Records for the exercise:
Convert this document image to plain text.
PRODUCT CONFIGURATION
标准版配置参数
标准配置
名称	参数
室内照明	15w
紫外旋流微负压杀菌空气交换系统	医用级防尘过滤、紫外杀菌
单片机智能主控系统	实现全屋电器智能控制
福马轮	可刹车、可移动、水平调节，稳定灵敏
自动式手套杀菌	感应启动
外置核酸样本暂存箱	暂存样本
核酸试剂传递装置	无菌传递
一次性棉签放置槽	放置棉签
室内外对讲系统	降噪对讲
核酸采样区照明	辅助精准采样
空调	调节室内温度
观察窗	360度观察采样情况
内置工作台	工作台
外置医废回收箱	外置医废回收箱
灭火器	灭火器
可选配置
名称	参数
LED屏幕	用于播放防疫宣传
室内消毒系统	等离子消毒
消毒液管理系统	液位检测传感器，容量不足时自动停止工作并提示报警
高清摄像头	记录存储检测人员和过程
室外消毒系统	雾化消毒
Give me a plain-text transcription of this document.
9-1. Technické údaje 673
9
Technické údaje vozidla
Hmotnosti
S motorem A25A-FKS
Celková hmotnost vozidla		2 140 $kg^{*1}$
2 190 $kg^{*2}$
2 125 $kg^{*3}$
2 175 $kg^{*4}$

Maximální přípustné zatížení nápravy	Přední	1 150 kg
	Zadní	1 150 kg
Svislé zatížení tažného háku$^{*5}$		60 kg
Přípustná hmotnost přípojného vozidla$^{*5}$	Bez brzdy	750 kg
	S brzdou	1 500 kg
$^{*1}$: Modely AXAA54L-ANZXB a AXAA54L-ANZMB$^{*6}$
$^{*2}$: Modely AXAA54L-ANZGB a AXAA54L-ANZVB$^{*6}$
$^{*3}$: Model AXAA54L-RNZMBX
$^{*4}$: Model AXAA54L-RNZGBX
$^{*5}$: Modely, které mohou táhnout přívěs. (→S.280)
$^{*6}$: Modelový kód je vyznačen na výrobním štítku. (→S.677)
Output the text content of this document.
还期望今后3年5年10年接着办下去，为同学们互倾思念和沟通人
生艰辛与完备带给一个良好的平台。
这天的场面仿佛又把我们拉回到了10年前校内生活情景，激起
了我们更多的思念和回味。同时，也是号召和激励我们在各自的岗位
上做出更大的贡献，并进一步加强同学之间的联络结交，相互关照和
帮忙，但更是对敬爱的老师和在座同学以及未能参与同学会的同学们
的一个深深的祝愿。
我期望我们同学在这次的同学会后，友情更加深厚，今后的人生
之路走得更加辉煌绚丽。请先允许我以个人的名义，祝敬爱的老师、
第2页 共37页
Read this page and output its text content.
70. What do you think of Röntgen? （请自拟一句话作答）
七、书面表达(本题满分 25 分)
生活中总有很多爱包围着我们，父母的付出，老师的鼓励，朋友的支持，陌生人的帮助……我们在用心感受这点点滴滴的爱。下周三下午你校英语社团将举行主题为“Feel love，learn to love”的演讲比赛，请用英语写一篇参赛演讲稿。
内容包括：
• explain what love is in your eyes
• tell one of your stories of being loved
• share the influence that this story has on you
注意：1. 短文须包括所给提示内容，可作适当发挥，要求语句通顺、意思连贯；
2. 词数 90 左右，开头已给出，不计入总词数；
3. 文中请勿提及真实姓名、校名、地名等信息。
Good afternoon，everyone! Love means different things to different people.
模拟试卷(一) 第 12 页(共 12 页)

Your objective:
Extract the data in full. Keep it word for word.

Solution below:
Convert this document image to plain text.
PRODUCT CONFIGURATION
标准版配置参数
标准配置
名称	参数
室内照明	15w
紫外旋流微负压杀菌空气交换系统	医用级防尘过滤、紫外杀菌
单片机智能主控系统	实现全屋电器智能控制
福马轮	可刹车、可移动、水平调节，稳定灵敏
自动式手套杀菌	感应启动
外置核酸样本暂存箱	暂存样本
核酸试剂传递装置	无菌传递
一次性棉签放置槽	放置棉签
室内外对讲系统	降噪对讲
核酸采样区照明	辅助精准采样
空调	调节室内温度
观察窗	360度观察采样情况
内置工作台	工作台
外置医废回收箱	外置医废回收箱
灭火器	灭火器
可选配置
名称	参数
LED屏幕	用于播放防疫宣传
室内消毒系统	等离子消毒
消毒液管理系统	液位检测传感器，容量不足时自动停止工作并提示报警
高清摄像头	记录存储检测人员和过程
室外消毒系统	雾化消毒
Give me a plain-text transcription of this document.
9-1. Technické údaje 673
9
Technické údaje vozidla
Hmotnosti
S motorem A25A-FKS
Celková hmotnost vozidla		2 140 $kg^{*1}$
2 190 $kg^{*2}$
2 125 $kg^{*3}$
2 175 $kg^{*4}$

Maximální přípustné zatížení nápravy	Přední	1 150 kg
	Zadní	1 150 kg
Svislé zatížení tažného háku$^{*5}$		60 kg
Přípustná hmotnost přípojného vozidla$^{*5}$	Bez brzdy	750 kg
	S brzdou	1 500 kg
$^{*1}$: Modely AXAA54L-ANZXB a AXAA54L-ANZMB$^{*6}$
$^{*2}$: Modely AXAA54L-ANZGB a AXAA54L-ANZVB$^{*6}$
$^{*3}$: Model AXAA54L-RNZMBX
$^{*4}$: Model AXAA54L-RNZGBX
$^{*5}$: Modely, které mohou táhnout přívěs. (→S.280)
$^{*6}$: Modelový kód je vyznačen na výrobním štítku. (→S.677)
Output the text content of this document.
还期望今后3年5年10年接着办下去，为同学们互倾思念和沟通人
生艰辛与完备带给一个良好的平台。
这天的场面仿佛又把我们拉回到了10年前校内生活情景，激起
了我们更多的思念和回味。同时，也是号召和激励我们在各自的岗位
上做出更大的贡献，并进一步加强同学之间的联络结交，相互关照和
帮忙，但更是对敬爱的老师和在座同学以及未能参与同学会的同学们
的一个深深的祝愿。
我期望我们同学在这次的同学会后，友情更加深厚，今后的人生
之路走得更加辉煌绚丽。请先允许我以个人的名义，祝敬爱的老师、
第2页 共37页
Read this page and output its text content.
70. What do you think of Röntgen? （请自拟一句话作答）
七、书面表达(本题满分 25 分)
生活中总有很多爱包围着我们，父母的付出，老师的鼓励，朋友的支持，陌生人的帮助……我们在用心感受这点点滴滴的爱。下周三下午你校英语社团将举行主题为“Feel love，learn to love”的演讲比赛，请用英语写一篇参赛演讲稿。
内容包括：
• explain what love is in your eyes
• tell one of your stories of being loved
• share the influence that this story has on you
注意：1. 短文须包括所给提示内容，可作适当发挥，要求语句通顺、意思连贯；
2. 词数 90 左右，开头已给出，不计入总词数；
3. 文中请勿提及真实姓名、校名、地名等信息。
Good afternoon，everyone! Love means different things to different people.
模拟试卷(一) 第 12 页(共 12 页)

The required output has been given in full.